Assignment A: In the route description, what keeps the climb from getting a 4-star rating?
Assignment B: Write the next part of the route description, picking up after its final sentence.

Reading text:
This route is really good, but in years of looking and asking, I have never seen or heard of anyone doing it. It is a worthy route and the best of the ones I did on Shirt Tail this weekend. A few spots of iffy rock prevent me from giving the 4-star rating. Still, it was a great pitch. The route ascends the smaller, right-most arete of the main wall of Shirt-Tail Peak, well right of Gambit, and just right of the huge Mountaineer's Route dihedral. The climb takes a short crack system (10M) up to reach a thin dihedral nestled into the arete for 50M more, then to a low angle finish. The route is striking and unmistakeable.

We climbed the meat of the route as a single pitch, leaving the 5.6 upper slabby arete for a second pitch. This can be done on a 60M or 70M rope, depending on the belay you want to reach. The 70M option seems best, and also sets you at eye-level with a set rap station (webbing w/Rapid Link on a tree) on the face to the left, should you opt-out of the easy summit pitch.

Arrive at Shirt-Tail peak to the right, and scramble up the dirty gully until if becomes 'mush.' Step left between two trees to reach a ledge system maybe 40' down and left of the start of the route. Drop the packs, change the shoes, and rack up here. Scramble to the base of the climb and set a belay back and right below the large pine tree. The crack system going straight up is Double Life (bomb) but the system heading up and left to the steep wall and corner, G.P. Direct, is a great route. It may be advisable to set the belayer back behind the tree from the climber, in case any loose rock should happen to come off early on the climb.

Extracted records:
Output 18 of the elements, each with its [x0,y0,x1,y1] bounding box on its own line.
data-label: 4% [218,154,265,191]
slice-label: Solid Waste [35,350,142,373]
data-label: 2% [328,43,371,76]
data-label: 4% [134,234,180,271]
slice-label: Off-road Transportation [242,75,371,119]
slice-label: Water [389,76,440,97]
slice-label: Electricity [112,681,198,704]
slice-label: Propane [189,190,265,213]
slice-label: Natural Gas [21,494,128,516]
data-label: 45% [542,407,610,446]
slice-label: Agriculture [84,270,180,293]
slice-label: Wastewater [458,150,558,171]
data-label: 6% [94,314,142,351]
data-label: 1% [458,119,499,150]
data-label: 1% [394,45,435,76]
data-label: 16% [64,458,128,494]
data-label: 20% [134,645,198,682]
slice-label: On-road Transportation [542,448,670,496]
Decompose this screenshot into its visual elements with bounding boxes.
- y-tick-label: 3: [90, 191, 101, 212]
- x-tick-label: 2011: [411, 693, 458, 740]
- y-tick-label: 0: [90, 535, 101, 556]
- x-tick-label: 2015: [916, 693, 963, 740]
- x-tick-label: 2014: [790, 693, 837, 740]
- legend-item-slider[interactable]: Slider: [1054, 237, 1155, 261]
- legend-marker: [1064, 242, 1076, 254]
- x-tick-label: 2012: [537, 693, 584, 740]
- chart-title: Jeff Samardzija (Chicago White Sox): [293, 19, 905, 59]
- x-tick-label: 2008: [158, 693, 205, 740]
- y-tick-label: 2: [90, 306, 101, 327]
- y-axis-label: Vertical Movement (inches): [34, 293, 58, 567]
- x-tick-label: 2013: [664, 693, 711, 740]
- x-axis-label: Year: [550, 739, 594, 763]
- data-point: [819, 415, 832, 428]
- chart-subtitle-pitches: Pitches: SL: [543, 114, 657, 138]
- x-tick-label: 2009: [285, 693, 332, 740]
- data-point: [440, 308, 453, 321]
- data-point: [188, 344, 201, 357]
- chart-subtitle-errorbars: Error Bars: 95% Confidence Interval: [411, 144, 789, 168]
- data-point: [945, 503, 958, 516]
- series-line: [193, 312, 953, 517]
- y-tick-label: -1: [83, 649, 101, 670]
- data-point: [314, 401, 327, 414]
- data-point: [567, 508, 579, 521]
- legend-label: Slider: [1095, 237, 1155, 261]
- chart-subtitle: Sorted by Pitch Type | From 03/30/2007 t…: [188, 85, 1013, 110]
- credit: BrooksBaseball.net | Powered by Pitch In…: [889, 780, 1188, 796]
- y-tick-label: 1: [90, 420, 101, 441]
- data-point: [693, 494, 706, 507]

Exercise output A: A few spots of iffy rock.

Exercise output B:
Pitch1: Proceed up the climb setting small to medium nuts and the occasional cam. Just before the crux, a pink or red tricam places very well in a yellow horizontal slash to the right, then a 2" cam up in a small undercling, and then a few feet higher, a nut. This is the crux pro. Move up over the bulge to a good hold on the right of a pillar of rock just before stepping left in a changing-corners move, then continue up to stand on the pillar. Good 1-1.5" cams or a large stopper can be had here. This ends the real runout and by and large ends the hardest climbing. Continue up in a left-facing corner and some cracks for another 40-50 meters to reach a roof over a finger crack with a fixed angle piton (old but good). Pull the roof and belay on the ledge to the left (60M rope) or continue up to another ledge (70M rope) and belay. For the higher belay, a cordalette on a big horn and a great seat are backed up with a stopper and a #2 Camalot. If you are sqeamish, take a #4 Camalot for the belay too.

You can escape left from here to a series of raps from trees (2 raps and a scramble on a 70M, but a 60M will not reach the next station) or continue on P2.

Pitch 2: Climb up the easy, runout arete as the angle leans back to reach the summit, 40M. A piece of gear goes here and there, mostly cams in horizontals. A hard move is available up top for an optional finish... a zig-zag finger crack though a bulge. The rock is a little licheny there though.

To descend, Rap the Mountaineer's Route (presently no top anchor) or hike to the West and rap as from Gambit.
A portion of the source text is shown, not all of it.